Brief:
"Parameters" appears in how many lines of the entries? State only the number.

Data:
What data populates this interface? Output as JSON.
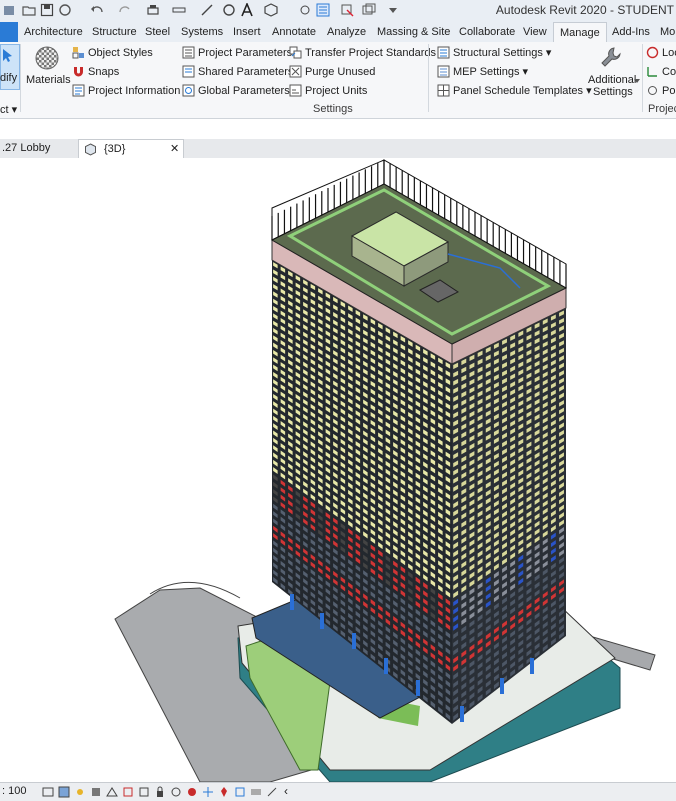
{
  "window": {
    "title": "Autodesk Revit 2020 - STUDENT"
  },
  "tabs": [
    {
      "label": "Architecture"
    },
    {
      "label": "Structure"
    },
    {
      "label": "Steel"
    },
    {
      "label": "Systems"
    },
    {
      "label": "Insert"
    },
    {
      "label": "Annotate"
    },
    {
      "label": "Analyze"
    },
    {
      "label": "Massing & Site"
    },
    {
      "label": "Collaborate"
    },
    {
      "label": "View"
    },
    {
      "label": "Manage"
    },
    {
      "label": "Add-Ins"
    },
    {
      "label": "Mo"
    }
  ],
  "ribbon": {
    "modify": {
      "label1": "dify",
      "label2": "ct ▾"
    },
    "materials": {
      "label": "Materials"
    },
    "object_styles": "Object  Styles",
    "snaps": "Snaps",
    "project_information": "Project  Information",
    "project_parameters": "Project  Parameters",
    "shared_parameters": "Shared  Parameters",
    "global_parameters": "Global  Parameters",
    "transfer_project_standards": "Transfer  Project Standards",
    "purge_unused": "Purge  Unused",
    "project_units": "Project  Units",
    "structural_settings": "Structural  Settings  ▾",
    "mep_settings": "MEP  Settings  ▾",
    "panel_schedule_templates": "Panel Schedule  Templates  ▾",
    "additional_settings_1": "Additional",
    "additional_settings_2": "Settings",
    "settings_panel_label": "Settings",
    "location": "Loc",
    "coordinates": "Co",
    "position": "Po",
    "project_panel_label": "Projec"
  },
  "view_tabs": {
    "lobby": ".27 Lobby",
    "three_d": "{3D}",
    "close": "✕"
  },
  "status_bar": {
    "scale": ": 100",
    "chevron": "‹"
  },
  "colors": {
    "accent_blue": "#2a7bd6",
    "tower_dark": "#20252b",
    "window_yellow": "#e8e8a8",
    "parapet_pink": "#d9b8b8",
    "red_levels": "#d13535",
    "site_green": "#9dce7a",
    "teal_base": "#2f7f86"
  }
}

Exercise answer:
3